• **What you will do**
Pictures stay out of the copy; set down each line of the listing below exactly.

• **Extracted entries**

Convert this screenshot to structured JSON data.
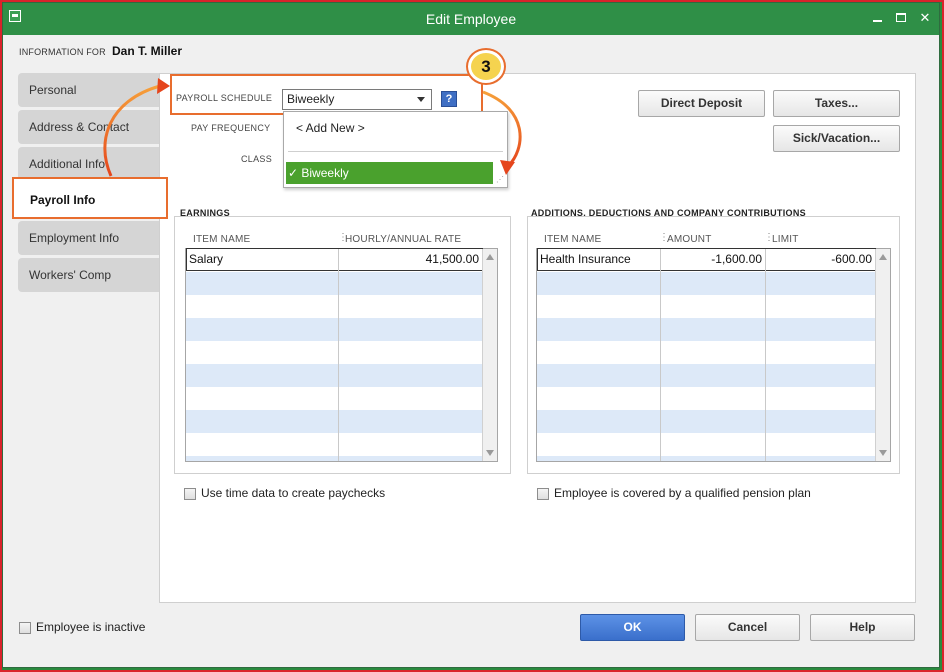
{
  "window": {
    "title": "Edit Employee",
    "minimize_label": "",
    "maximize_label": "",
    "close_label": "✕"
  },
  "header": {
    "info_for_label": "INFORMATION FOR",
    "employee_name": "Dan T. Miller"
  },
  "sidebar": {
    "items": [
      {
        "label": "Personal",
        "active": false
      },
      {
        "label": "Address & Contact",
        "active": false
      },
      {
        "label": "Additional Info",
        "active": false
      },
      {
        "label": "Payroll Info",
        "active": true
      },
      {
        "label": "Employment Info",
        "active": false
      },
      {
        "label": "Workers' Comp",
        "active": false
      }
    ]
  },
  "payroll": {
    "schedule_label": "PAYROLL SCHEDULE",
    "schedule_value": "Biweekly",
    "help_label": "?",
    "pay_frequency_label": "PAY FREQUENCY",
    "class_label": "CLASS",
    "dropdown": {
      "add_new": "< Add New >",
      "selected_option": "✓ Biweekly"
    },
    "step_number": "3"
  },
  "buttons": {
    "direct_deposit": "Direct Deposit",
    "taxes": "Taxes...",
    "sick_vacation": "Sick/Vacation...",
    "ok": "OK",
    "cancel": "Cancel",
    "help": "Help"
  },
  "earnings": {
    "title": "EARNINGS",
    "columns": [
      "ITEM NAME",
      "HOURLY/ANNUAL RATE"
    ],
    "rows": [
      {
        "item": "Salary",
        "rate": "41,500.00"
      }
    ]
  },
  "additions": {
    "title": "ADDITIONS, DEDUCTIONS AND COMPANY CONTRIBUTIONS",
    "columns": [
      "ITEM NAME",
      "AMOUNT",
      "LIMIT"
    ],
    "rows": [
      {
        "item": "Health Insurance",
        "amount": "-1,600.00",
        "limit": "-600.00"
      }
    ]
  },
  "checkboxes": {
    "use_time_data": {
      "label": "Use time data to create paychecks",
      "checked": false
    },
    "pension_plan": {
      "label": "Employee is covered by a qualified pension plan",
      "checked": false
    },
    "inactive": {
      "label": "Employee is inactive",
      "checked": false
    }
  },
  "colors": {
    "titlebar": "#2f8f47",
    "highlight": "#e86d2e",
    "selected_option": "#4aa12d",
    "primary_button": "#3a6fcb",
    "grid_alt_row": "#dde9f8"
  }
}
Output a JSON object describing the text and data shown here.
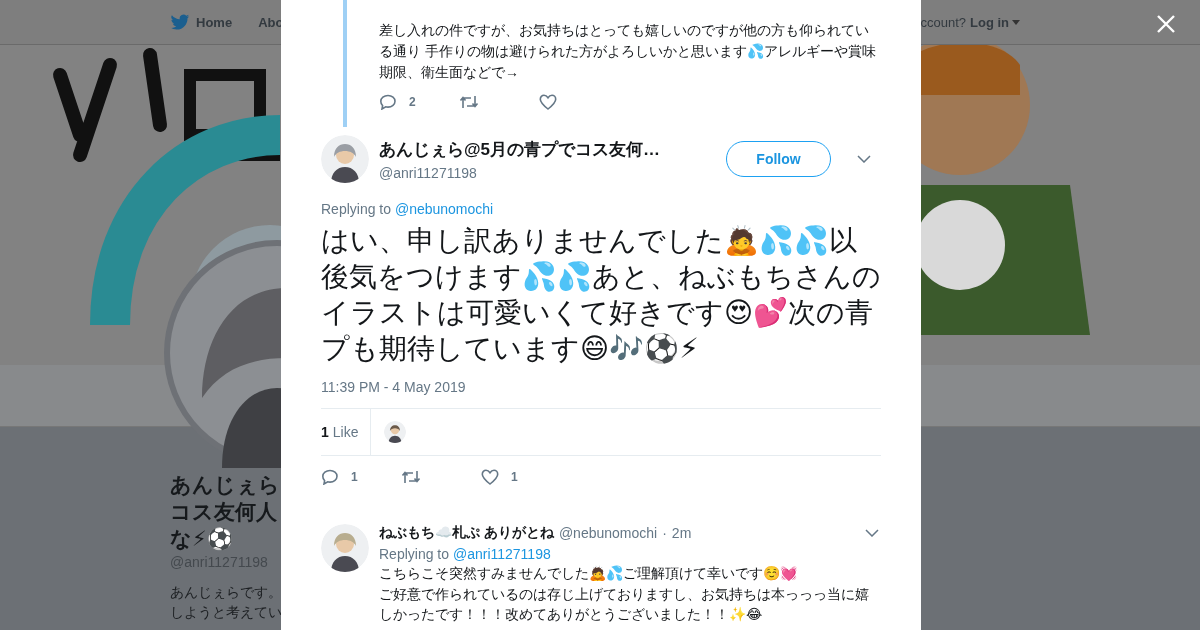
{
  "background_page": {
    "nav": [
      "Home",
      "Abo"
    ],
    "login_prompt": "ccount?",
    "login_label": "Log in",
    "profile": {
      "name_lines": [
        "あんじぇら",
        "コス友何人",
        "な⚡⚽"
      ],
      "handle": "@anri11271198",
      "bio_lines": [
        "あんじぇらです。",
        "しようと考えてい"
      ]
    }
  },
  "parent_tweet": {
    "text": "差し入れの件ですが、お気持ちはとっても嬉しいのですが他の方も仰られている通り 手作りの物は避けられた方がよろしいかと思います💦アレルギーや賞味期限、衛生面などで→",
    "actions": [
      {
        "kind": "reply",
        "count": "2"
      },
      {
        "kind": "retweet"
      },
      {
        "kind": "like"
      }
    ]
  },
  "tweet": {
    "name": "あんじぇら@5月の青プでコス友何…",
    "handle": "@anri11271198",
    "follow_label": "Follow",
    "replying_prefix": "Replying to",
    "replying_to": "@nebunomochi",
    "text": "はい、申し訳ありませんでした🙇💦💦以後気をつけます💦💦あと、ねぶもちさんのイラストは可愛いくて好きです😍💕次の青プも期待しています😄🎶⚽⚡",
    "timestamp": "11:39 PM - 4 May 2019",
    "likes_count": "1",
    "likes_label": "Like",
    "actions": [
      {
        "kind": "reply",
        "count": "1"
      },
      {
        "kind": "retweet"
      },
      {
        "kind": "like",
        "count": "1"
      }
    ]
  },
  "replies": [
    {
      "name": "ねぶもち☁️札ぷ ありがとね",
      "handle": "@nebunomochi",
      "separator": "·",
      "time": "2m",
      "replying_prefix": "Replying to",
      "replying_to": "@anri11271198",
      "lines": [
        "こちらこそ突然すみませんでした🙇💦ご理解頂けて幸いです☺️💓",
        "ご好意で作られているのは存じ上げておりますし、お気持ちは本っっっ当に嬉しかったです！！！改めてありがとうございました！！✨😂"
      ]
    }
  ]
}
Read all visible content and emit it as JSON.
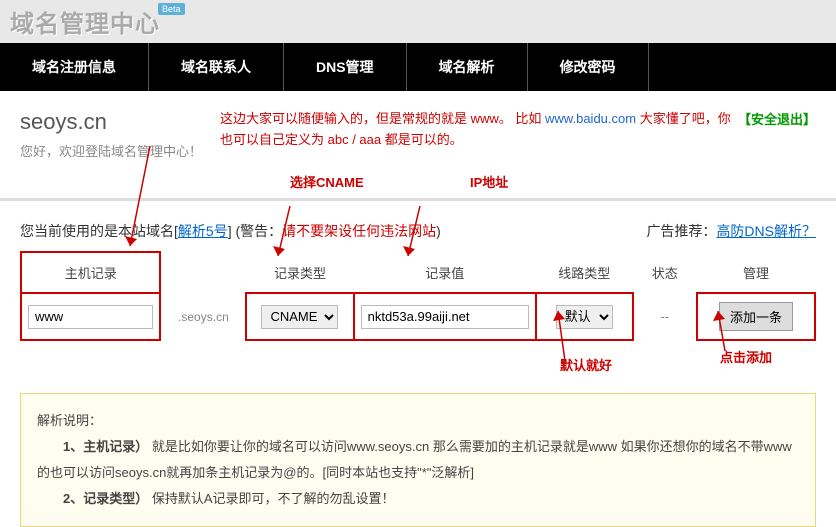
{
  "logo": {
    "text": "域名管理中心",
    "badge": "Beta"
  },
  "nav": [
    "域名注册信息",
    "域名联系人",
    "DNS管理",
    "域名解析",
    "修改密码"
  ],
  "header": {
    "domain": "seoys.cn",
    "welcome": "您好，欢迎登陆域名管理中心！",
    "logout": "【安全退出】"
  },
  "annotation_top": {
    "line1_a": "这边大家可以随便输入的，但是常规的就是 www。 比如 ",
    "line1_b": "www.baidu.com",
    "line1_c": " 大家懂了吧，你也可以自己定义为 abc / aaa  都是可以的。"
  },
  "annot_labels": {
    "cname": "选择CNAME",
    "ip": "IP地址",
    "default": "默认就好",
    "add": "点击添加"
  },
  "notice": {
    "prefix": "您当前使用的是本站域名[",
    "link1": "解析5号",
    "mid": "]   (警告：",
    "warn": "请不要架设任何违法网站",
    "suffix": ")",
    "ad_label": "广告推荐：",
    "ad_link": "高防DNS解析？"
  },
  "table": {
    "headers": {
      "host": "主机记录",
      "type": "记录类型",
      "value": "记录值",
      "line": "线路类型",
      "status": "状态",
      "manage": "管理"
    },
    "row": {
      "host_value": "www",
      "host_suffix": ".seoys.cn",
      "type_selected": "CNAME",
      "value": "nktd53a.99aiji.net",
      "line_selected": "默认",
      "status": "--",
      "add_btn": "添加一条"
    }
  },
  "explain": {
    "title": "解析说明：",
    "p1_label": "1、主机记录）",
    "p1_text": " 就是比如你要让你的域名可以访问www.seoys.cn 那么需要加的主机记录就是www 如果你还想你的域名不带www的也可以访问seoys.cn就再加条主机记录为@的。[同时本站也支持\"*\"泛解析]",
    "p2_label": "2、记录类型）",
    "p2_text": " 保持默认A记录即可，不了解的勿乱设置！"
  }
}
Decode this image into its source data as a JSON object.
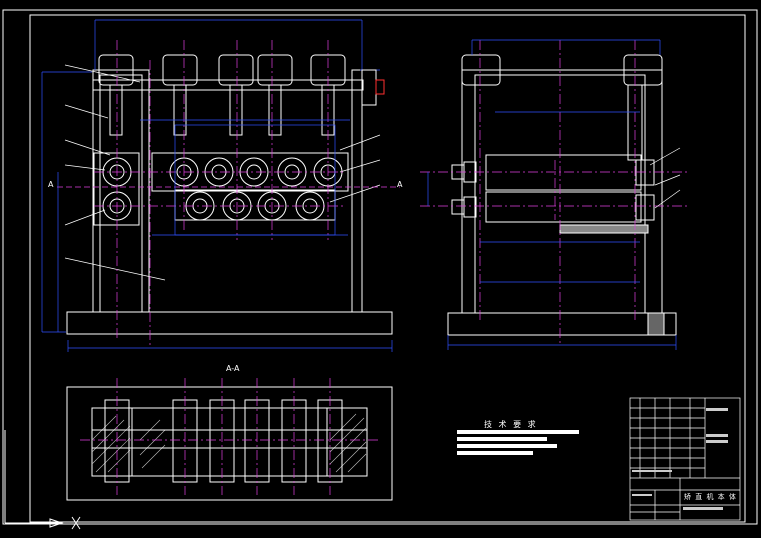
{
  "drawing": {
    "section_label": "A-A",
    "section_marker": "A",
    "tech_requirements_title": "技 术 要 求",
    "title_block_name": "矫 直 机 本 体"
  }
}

• **Task result**
Convert this screenshot to structured JSON data.
{
  "window": {
    "title": "Edit Employee",
    "minimize_label": "",
    "maximize_label": "",
    "close_label": "✕"
  },
  "header": {
    "info_for_label": "INFORMATION FOR",
    "employee_name": "Dan T. Miller"
  },
  "sidebar": {
    "items": [
      {
        "label": "Personal",
        "active": false
      },
      {
        "label": "Address & Contact",
        "active": false
      },
      {
        "label": "Additional Info",
        "active": false
      },
      {
        "label": "Payroll Info",
        "active": true
      },
      {
        "label": "Employment Info",
        "active": false
      },
      {
        "label": "Workers' Comp",
        "active": false
      }
    ]
  },
  "payroll": {
    "schedule_label": "PAYROLL SCHEDULE",
    "schedule_value": "Biweekly",
    "help_label": "?",
    "pay_frequency_label": "PAY FREQUENCY",
    "class_label": "CLASS",
    "dropdown": {
      "add_new": "< Add New >",
      "selected_option": "✓ Biweekly"
    },
    "step_number": "3"
  },
  "buttons": {
    "direct_deposit": "Direct Deposit",
    "taxes": "Taxes...",
    "sick_vacation": "Sick/Vacation...",
    "ok": "OK",
    "cancel": "Cancel",
    "help": "Help"
  },
  "earnings": {
    "title": "EARNINGS",
    "columns": [
      "ITEM NAME",
      "HOURLY/ANNUAL RATE"
    ],
    "rows": [
      {
        "item": "Salary",
        "rate": "41,500.00"
      }
    ]
  },
  "additions": {
    "title": "ADDITIONS, DEDUCTIONS AND COMPANY CONTRIBUTIONS",
    "columns": [
      "ITEM NAME",
      "AMOUNT",
      "LIMIT"
    ],
    "rows": [
      {
        "item": "Health Insurance",
        "amount": "-1,600.00",
        "limit": "-600.00"
      }
    ]
  },
  "checkboxes": {
    "use_time_data": {
      "label": "Use time data to create paychecks",
      "checked": false
    },
    "pension_plan": {
      "label": "Employee is covered by a qualified pension plan",
      "checked": false
    },
    "inactive": {
      "label": "Employee is inactive",
      "checked": false
    }
  },
  "colors": {
    "titlebar": "#2f8f47",
    "highlight": "#e86d2e",
    "selected_option": "#4aa12d",
    "primary_button": "#3a6fcb",
    "grid_alt_row": "#dde9f8"
  }
}
Output a JSON object describing the text and data shown here.
{
  "background_page": {
    "nav": [
      "Home",
      "Abo"
    ],
    "login_prompt": "ccount?",
    "login_label": "Log in",
    "profile": {
      "name_lines": [
        "あんじぇら",
        "コス友何人",
        "な⚡⚽"
      ],
      "handle": "@anri11271198",
      "bio_lines": [
        "あんじぇらです。",
        "しようと考えてい"
      ]
    }
  },
  "parent_tweet": {
    "text": "差し入れの件ですが、お気持ちはとっても嬉しいのですが他の方も仰られている通り 手作りの物は避けられた方がよろしいかと思います💦アレルギーや賞味期限、衛生面などで→",
    "actions": [
      {
        "kind": "reply",
        "count": "2"
      },
      {
        "kind": "retweet"
      },
      {
        "kind": "like"
      }
    ]
  },
  "tweet": {
    "name": "あんじぇら@5月の青プでコス友何…",
    "handle": "@anri11271198",
    "follow_label": "Follow",
    "replying_prefix": "Replying to",
    "replying_to": "@nebunomochi",
    "text": "はい、申し訳ありませんでした🙇💦💦以後気をつけます💦💦あと、ねぶもちさんのイラストは可愛いくて好きです😍💕次の青プも期待しています😄🎶⚽⚡",
    "timestamp": "11:39 PM - 4 May 2019",
    "likes_count": "1",
    "likes_label": "Like",
    "actions": [
      {
        "kind": "reply",
        "count": "1"
      },
      {
        "kind": "retweet"
      },
      {
        "kind": "like",
        "count": "1"
      }
    ]
  },
  "replies": [
    {
      "name": "ねぶもち☁️札ぷ ありがとね",
      "handle": "@nebunomochi",
      "separator": "·",
      "time": "2m",
      "replying_prefix": "Replying to",
      "replying_to": "@anri11271198",
      "lines": [
        "こちらこそ突然すみませんでした🙇💦ご理解頂けて幸いです☺️💓",
        "ご好意で作られているのは存じ上げておりますし、お気持ちは本っっっ当に嬉しかったです！！！改めてありがとうございました！！✨😂"
      ]
    }
  ]
}
Read all visible content and emit it as JSON.
{
  "logo": {
    "text": "域名管理中心",
    "badge": "Beta"
  },
  "nav": [
    "域名注册信息",
    "域名联系人",
    "DNS管理",
    "域名解析",
    "修改密码"
  ],
  "header": {
    "domain": "seoys.cn",
    "welcome": "您好，欢迎登陆域名管理中心！",
    "logout": "【安全退出】"
  },
  "annotation_top": {
    "line1_a": "这边大家可以随便输入的，但是常规的就是 www。 比如 ",
    "line1_b": "www.baidu.com",
    "line1_c": " 大家懂了吧，你也可以自己定义为 abc / aaa  都是可以的。"
  },
  "annot_labels": {
    "cname": "选择CNAME",
    "ip": "IP地址",
    "default": "默认就好",
    "add": "点击添加"
  },
  "notice": {
    "prefix": "您当前使用的是本站域名[",
    "link1": "解析5号",
    "mid": "]   (警告：",
    "warn": "请不要架设任何违法网站",
    "suffix": ")",
    "ad_label": "广告推荐：",
    "ad_link": "高防DNS解析？"
  },
  "table": {
    "headers": {
      "host": "主机记录",
      "type": "记录类型",
      "value": "记录值",
      "line": "线路类型",
      "status": "状态",
      "manage": "管理"
    },
    "row": {
      "host_value": "www",
      "host_suffix": ".seoys.cn",
      "type_selected": "CNAME",
      "value": "nktd53a.99aiji.net",
      "line_selected": "默认",
      "status": "--",
      "add_btn": "添加一条"
    }
  },
  "explain": {
    "title": "解析说明：",
    "p1_label": "1、主机记录）",
    "p1_text": " 就是比如你要让你的域名可以访问www.seoys.cn 那么需要加的主机记录就是www 如果你还想你的域名不带www的也可以访问seoys.cn就再加条主机记录为@的。[同时本站也支持\"*\"泛解析]",
    "p2_label": "2、记录类型）",
    "p2_text": " 保持默认A记录即可，不了解的勿乱设置！"
  }
}
Decode this image into its source data as a JSON object.
{
  "drawing": {
    "section_label": "A-A",
    "section_marker": "A",
    "tech_requirements_title": "技 术 要 求",
    "title_block_name": "矫 直 机 本 体"
  }
}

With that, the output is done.